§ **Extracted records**

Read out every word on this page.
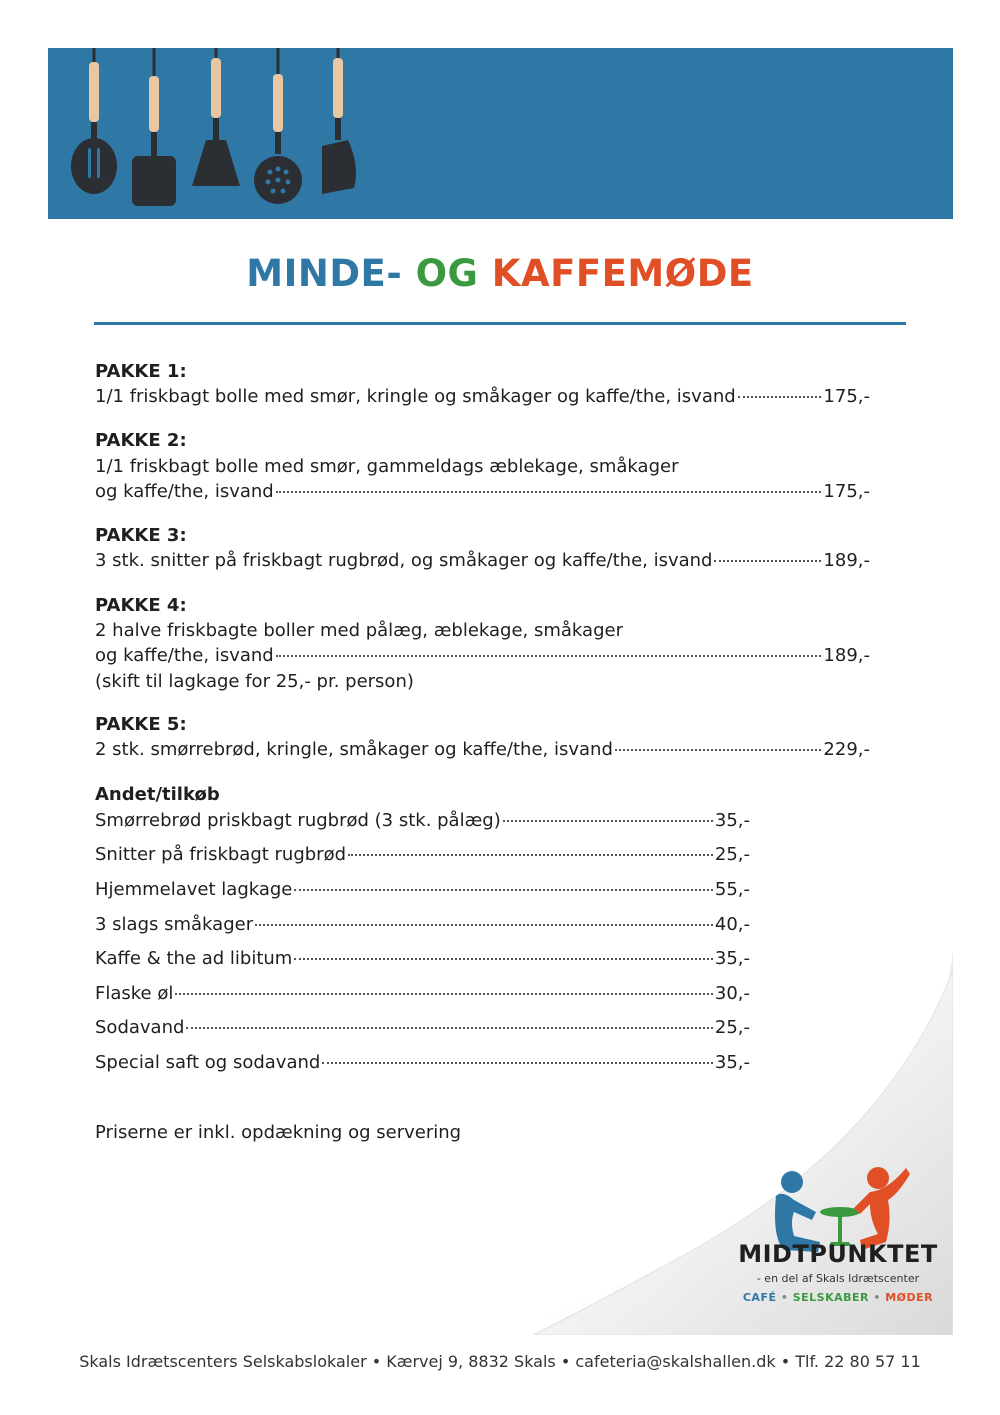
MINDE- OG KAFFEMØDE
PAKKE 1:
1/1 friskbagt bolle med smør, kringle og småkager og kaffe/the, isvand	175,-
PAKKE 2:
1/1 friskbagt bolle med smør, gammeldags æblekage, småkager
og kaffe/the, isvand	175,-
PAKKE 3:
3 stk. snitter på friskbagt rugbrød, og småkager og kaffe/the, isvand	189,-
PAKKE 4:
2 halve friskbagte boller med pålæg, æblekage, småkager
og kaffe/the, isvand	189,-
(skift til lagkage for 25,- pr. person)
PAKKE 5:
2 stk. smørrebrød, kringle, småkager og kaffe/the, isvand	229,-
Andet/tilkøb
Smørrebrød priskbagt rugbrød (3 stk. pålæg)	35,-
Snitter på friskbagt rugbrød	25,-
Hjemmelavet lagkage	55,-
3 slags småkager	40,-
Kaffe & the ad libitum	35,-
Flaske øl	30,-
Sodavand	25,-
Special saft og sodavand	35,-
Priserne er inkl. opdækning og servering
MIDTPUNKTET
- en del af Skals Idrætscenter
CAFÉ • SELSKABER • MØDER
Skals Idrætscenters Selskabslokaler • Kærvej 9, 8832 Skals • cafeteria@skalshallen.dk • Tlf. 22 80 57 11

--

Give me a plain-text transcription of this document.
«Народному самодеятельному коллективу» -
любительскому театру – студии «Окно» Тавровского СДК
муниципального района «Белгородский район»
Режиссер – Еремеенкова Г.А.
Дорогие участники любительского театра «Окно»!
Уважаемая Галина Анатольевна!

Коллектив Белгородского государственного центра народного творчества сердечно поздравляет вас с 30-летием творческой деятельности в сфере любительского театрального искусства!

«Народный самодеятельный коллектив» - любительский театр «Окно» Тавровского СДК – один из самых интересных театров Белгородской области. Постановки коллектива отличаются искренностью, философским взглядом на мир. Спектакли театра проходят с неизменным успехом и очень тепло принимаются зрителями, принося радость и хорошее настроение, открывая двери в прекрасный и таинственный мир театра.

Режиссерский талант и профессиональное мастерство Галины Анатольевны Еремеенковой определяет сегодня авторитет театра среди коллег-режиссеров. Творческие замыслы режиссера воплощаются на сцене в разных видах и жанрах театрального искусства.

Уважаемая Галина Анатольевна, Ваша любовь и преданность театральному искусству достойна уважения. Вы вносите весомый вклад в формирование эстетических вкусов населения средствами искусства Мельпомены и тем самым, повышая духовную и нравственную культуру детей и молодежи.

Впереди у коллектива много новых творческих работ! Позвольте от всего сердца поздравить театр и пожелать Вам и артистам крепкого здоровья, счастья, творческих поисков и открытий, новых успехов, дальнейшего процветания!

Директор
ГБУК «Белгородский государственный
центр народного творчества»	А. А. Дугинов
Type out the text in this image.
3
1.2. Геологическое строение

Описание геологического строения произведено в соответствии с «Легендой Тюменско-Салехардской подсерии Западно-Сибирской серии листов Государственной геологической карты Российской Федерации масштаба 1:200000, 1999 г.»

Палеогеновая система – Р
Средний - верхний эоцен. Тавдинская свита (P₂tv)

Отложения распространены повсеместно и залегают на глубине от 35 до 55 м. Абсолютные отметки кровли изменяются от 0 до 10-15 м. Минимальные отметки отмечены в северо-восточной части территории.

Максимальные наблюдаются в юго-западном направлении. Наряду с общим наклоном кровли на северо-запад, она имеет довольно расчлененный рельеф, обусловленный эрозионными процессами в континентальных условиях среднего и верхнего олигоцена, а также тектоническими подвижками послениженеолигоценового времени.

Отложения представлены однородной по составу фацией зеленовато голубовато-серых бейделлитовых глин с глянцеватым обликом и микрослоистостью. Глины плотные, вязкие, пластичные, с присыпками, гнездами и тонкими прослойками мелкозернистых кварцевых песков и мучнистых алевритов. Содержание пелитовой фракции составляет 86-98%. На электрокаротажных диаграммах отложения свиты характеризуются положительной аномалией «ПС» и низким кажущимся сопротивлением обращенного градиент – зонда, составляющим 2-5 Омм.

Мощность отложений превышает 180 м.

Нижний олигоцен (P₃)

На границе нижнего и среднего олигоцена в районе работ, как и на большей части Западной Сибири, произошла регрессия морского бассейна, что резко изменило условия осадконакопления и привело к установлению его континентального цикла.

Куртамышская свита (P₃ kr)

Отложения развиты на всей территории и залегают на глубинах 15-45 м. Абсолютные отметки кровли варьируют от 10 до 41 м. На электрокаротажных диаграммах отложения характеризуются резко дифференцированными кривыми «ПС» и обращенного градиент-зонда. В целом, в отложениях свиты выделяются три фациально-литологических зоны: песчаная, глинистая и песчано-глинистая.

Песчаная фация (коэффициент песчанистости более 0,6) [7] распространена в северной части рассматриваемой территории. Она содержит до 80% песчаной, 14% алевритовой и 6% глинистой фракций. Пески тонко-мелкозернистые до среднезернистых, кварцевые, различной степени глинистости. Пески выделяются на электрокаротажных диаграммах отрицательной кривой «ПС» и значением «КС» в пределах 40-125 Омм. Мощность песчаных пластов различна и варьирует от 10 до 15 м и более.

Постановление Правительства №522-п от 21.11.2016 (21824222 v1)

§ **GOAL OF THE EXERCISE**
From the data above, show each line that contains "части".

§ **THE REPLY**
Отложения распространены повсеместно и залегают на глубине от 35 до 55 м. Абсолютные отметки кровли изменяются от 0 до 10-15 м. Минимальные отметки отмечены в северо-восточной части территории.
На границе нижнего и среднего олигоцена в районе работ, как и на большей части Западной Сибири, произошла регрессия морского бассейна, что резко изменило условия осадконакопления и привело к установлению его континентального цикла.
Песчаная фация (коэффициент песчанистости более 0,6) [7] распространена в северной части рассматриваемой территории. Она содержит до 80% песчаной, 14% алевритовой и 6% глинистой фракций. Пески тонко-мелкозернистые до среднезернистых, кварцевые, различной степени глинистости. Пески выделяются на электрокаротажных диаграммах отрицательной кривой «ПС» и значением «КС» в пределах 40-125 Омм. Мощность песчаных пластов различна и варьирует от 10 до 15 м и более.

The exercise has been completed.